Directions for this task — Set the listing down again exactly, please, apart from its pictures.

Given data —
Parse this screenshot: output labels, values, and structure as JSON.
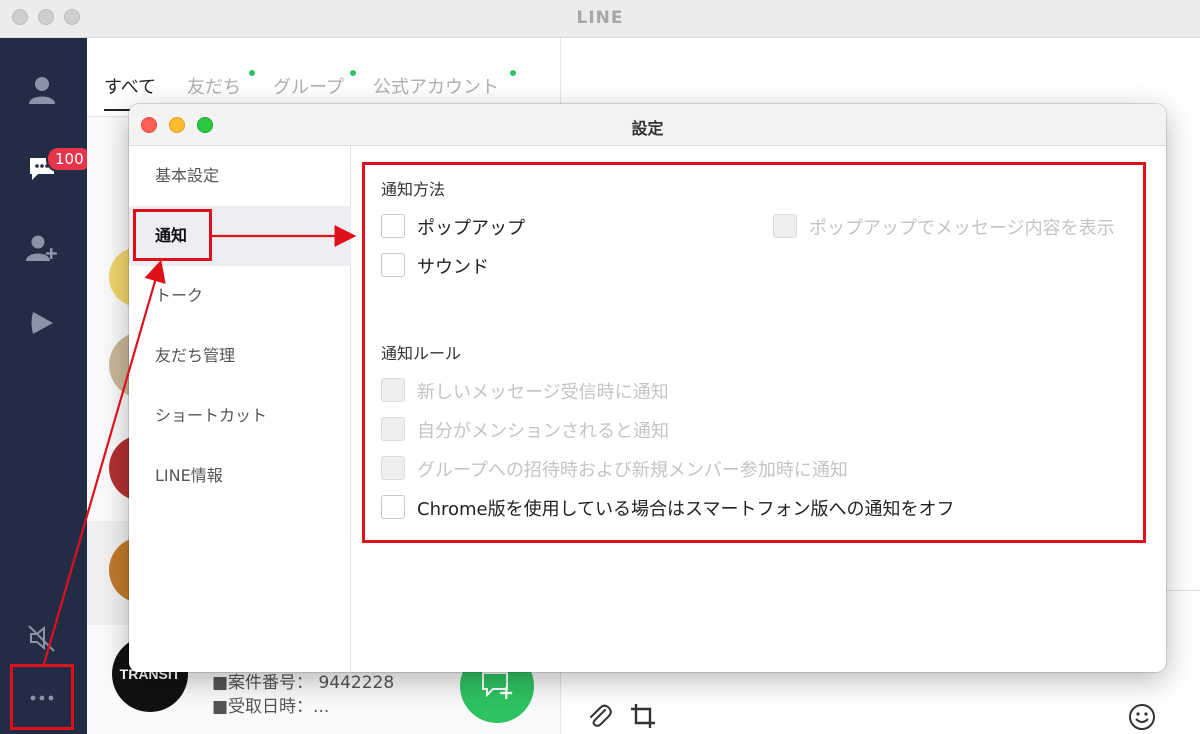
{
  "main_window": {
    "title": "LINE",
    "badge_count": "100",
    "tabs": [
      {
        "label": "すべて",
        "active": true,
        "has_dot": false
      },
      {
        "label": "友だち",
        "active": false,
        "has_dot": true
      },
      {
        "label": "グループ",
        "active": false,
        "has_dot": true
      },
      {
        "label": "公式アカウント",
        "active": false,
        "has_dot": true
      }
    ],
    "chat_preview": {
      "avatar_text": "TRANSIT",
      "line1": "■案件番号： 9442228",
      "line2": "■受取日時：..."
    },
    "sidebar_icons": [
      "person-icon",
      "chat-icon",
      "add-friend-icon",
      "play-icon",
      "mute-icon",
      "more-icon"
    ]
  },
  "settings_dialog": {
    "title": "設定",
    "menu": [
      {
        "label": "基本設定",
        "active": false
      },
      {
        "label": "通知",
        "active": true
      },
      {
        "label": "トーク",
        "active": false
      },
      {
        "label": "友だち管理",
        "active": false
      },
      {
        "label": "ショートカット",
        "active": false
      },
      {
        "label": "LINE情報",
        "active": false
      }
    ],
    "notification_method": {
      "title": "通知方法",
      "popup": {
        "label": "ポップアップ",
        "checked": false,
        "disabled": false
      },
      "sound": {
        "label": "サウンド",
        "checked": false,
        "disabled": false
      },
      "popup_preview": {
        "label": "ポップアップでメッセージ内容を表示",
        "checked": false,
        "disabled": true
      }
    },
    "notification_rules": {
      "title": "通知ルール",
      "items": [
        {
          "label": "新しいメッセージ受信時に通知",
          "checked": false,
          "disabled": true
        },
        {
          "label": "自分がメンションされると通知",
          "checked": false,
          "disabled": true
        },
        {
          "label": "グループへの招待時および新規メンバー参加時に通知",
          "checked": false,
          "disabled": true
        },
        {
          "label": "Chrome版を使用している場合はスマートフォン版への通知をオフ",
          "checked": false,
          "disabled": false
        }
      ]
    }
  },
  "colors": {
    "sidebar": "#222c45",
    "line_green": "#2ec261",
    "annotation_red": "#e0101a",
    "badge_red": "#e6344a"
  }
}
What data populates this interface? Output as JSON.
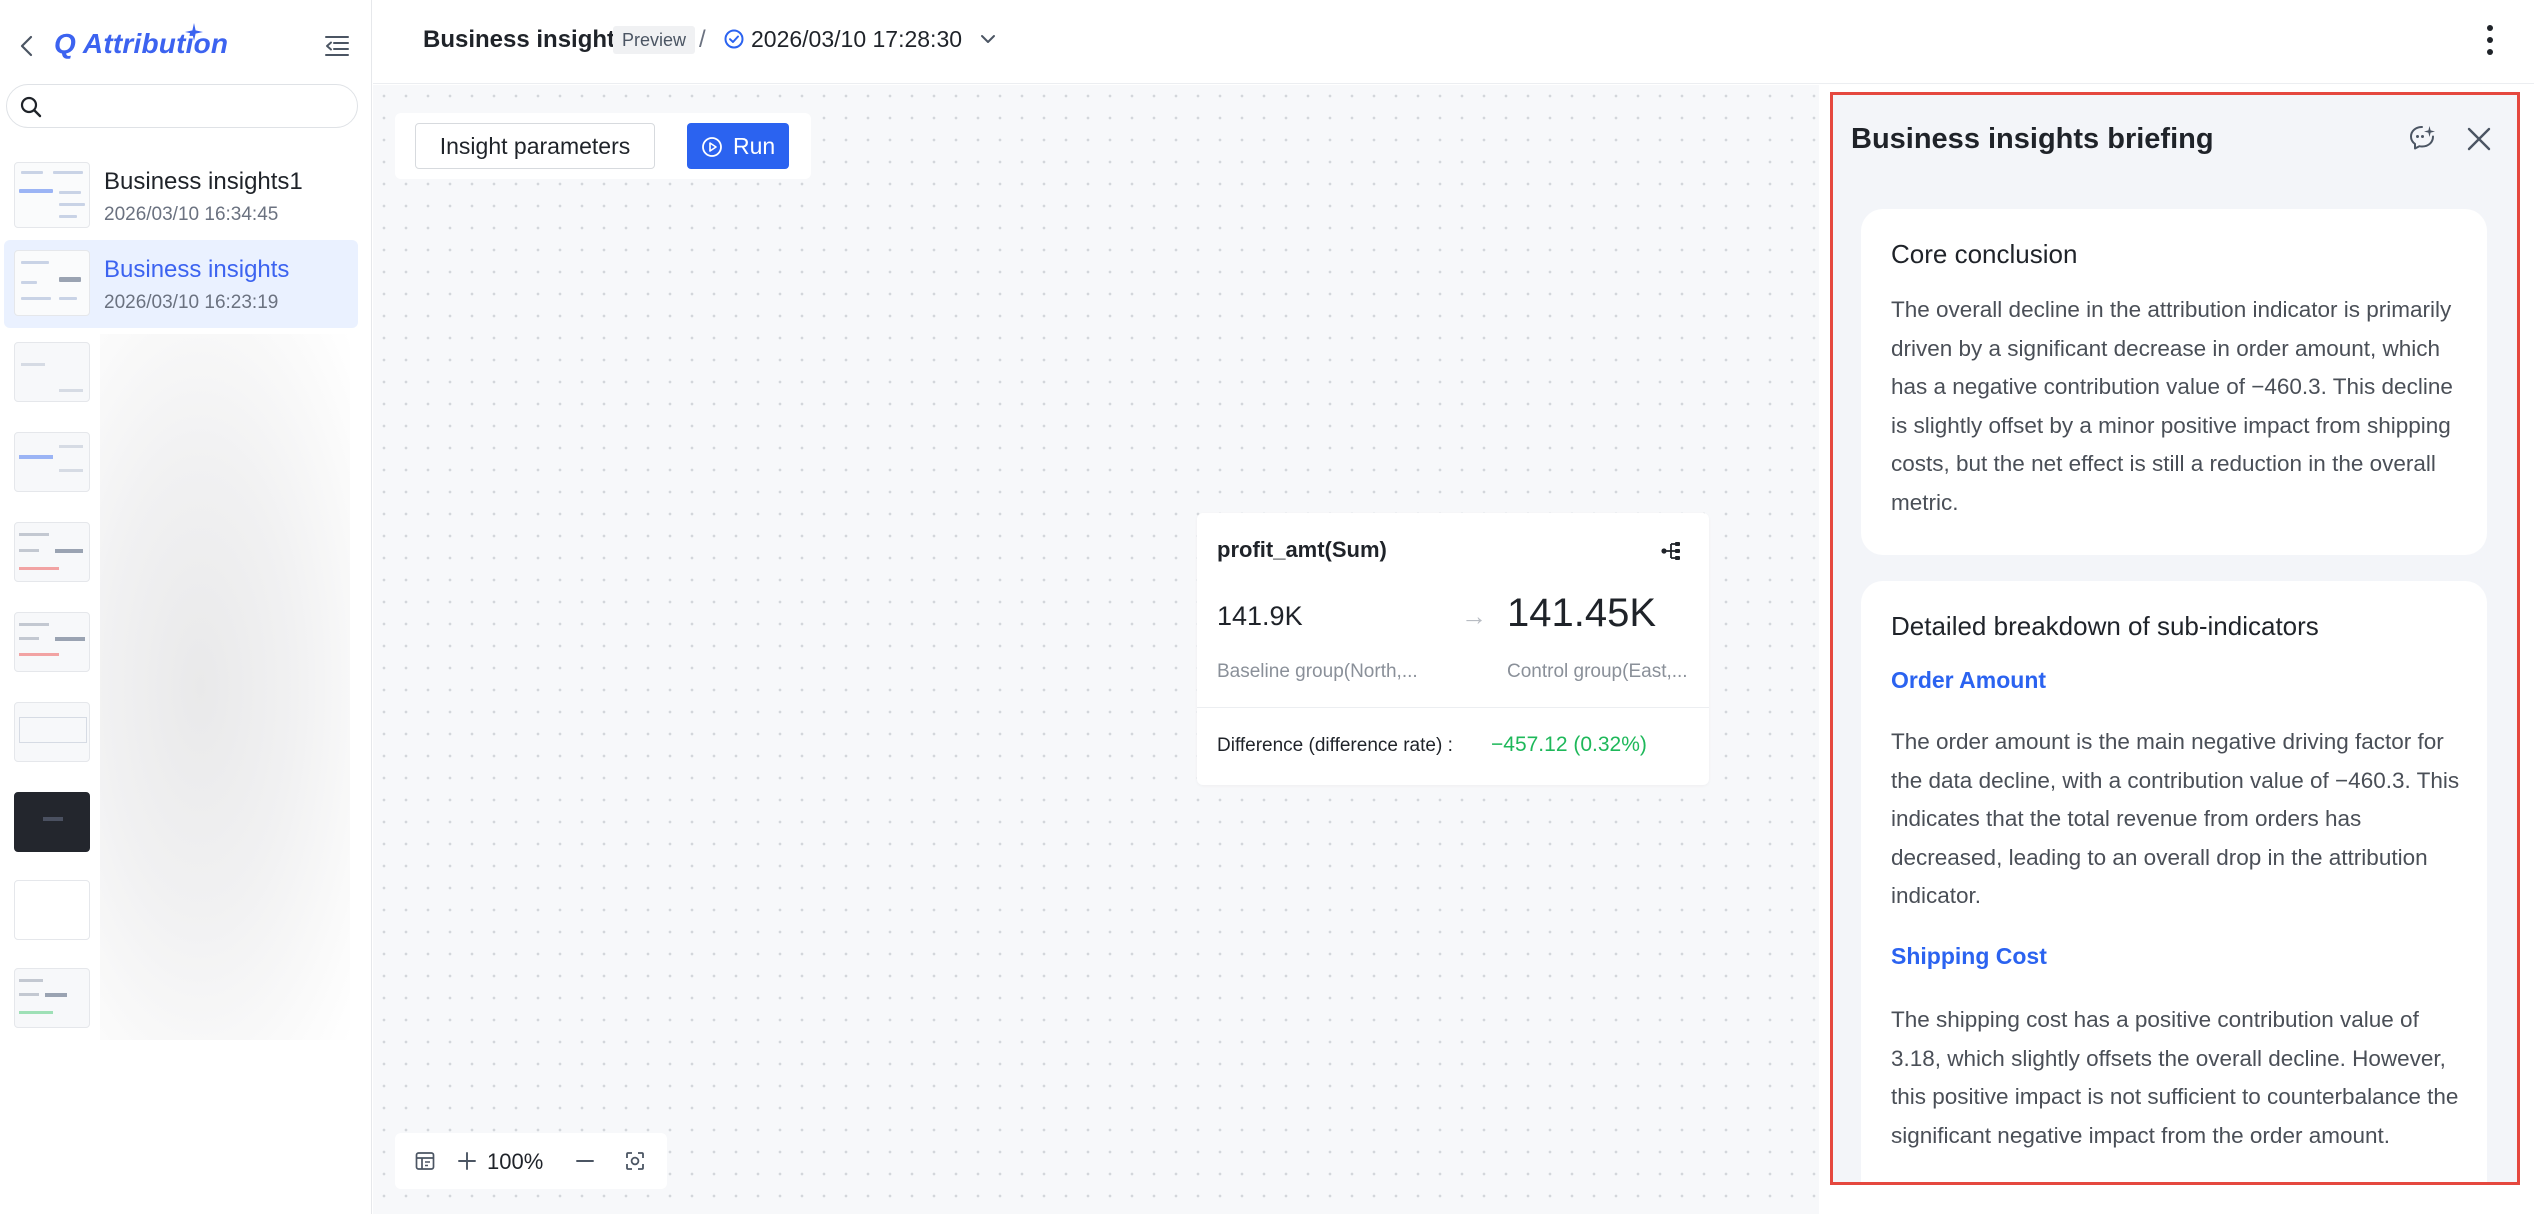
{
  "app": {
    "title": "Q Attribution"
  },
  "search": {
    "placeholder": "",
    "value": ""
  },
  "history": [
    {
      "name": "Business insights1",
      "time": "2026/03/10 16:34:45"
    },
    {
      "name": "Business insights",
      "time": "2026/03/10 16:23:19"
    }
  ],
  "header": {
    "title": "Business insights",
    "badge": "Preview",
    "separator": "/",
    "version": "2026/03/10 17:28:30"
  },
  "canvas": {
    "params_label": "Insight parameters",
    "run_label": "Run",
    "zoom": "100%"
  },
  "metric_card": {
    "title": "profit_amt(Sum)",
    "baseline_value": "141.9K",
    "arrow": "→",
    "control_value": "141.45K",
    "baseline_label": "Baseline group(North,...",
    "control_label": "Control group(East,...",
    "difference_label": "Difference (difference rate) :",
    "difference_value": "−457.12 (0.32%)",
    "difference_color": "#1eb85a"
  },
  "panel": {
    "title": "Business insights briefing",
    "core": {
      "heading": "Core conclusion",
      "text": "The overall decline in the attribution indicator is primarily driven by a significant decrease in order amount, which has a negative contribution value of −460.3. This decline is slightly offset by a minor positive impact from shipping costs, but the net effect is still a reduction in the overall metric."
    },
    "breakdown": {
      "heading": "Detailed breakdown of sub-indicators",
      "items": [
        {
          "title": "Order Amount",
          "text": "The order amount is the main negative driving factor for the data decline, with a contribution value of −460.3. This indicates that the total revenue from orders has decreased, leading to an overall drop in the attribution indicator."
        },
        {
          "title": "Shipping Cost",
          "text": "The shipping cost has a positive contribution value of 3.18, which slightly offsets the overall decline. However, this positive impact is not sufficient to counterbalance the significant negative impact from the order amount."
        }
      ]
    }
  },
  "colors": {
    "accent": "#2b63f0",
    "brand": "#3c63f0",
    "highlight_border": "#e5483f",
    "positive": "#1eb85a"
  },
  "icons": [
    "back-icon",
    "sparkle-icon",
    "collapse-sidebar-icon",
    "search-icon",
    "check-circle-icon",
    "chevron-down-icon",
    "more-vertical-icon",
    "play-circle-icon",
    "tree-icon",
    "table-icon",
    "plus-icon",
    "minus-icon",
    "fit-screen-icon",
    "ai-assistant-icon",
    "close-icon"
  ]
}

Complete answer —
Parse this screenshot: output labels, values, and structure as JSON.
{
  "main_window": {
    "title": "LINE",
    "badge_count": "100",
    "tabs": [
      {
        "label": "すべて",
        "active": true,
        "has_dot": false
      },
      {
        "label": "友だち",
        "active": false,
        "has_dot": true
      },
      {
        "label": "グループ",
        "active": false,
        "has_dot": true
      },
      {
        "label": "公式アカウント",
        "active": false,
        "has_dot": true
      }
    ],
    "chat_preview": {
      "avatar_text": "TRANSIT",
      "line1": "■案件番号： 9442228",
      "line2": "■受取日時：..."
    },
    "sidebar_icons": [
      "person-icon",
      "chat-icon",
      "add-friend-icon",
      "play-icon",
      "mute-icon",
      "more-icon"
    ]
  },
  "settings_dialog": {
    "title": "設定",
    "menu": [
      {
        "label": "基本設定",
        "active": false
      },
      {
        "label": "通知",
        "active": true
      },
      {
        "label": "トーク",
        "active": false
      },
      {
        "label": "友だち管理",
        "active": false
      },
      {
        "label": "ショートカット",
        "active": false
      },
      {
        "label": "LINE情報",
        "active": false
      }
    ],
    "notification_method": {
      "title": "通知方法",
      "popup": {
        "label": "ポップアップ",
        "checked": false,
        "disabled": false
      },
      "sound": {
        "label": "サウンド",
        "checked": false,
        "disabled": false
      },
      "popup_preview": {
        "label": "ポップアップでメッセージ内容を表示",
        "checked": false,
        "disabled": true
      }
    },
    "notification_rules": {
      "title": "通知ルール",
      "items": [
        {
          "label": "新しいメッセージ受信時に通知",
          "checked": false,
          "disabled": true
        },
        {
          "label": "自分がメンションされると通知",
          "checked": false,
          "disabled": true
        },
        {
          "label": "グループへの招待時および新規メンバー参加時に通知",
          "checked": false,
          "disabled": true
        },
        {
          "label": "Chrome版を使用している場合はスマートフォン版への通知をオフ",
          "checked": false,
          "disabled": false
        }
      ]
    }
  },
  "colors": {
    "sidebar": "#222c45",
    "line_green": "#2ec261",
    "annotation_red": "#e0101a",
    "badge_red": "#e6344a"
  }
}
What data populates this interface? Output as JSON.
{
  "app": {
    "title": "Q Attribution"
  },
  "search": {
    "placeholder": "",
    "value": ""
  },
  "history": [
    {
      "name": "Business insights1",
      "time": "2026/03/10 16:34:45"
    },
    {
      "name": "Business insights",
      "time": "2026/03/10 16:23:19"
    }
  ],
  "header": {
    "title": "Business insights",
    "badge": "Preview",
    "separator": "/",
    "version": "2026/03/10 17:28:30"
  },
  "canvas": {
    "params_label": "Insight parameters",
    "run_label": "Run",
    "zoom": "100%"
  },
  "metric_card": {
    "title": "profit_amt(Sum)",
    "baseline_value": "141.9K",
    "arrow": "→",
    "control_value": "141.45K",
    "baseline_label": "Baseline group(North,...",
    "control_label": "Control group(East,...",
    "difference_label": "Difference (difference rate) :",
    "difference_value": "−457.12 (0.32%)",
    "difference_color": "#1eb85a"
  },
  "panel": {
    "title": "Business insights briefing",
    "core": {
      "heading": "Core conclusion",
      "text": "The overall decline in the attribution indicator is primarily driven by a significant decrease in order amount, which has a negative contribution value of −460.3. This decline is slightly offset by a minor positive impact from shipping costs, but the net effect is still a reduction in the overall metric."
    },
    "breakdown": {
      "heading": "Detailed breakdown of sub-indicators",
      "items": [
        {
          "title": "Order Amount",
          "text": "The order amount is the main negative driving factor for the data decline, with a contribution value of −460.3. This indicates that the total revenue from orders has decreased, leading to an overall drop in the attribution indicator."
        },
        {
          "title": "Shipping Cost",
          "text": "The shipping cost has a positive contribution value of 3.18, which slightly offsets the overall decline. However, this positive impact is not sufficient to counterbalance the significant negative impact from the order amount."
        }
      ]
    }
  },
  "colors": {
    "accent": "#2b63f0",
    "brand": "#3c63f0",
    "highlight_border": "#e5483f",
    "positive": "#1eb85a"
  },
  "icons": [
    "back-icon",
    "sparkle-icon",
    "collapse-sidebar-icon",
    "search-icon",
    "check-circle-icon",
    "chevron-down-icon",
    "more-vertical-icon",
    "play-circle-icon",
    "tree-icon",
    "table-icon",
    "plus-icon",
    "minus-icon",
    "fit-screen-icon",
    "ai-assistant-icon",
    "close-icon"
  ]
}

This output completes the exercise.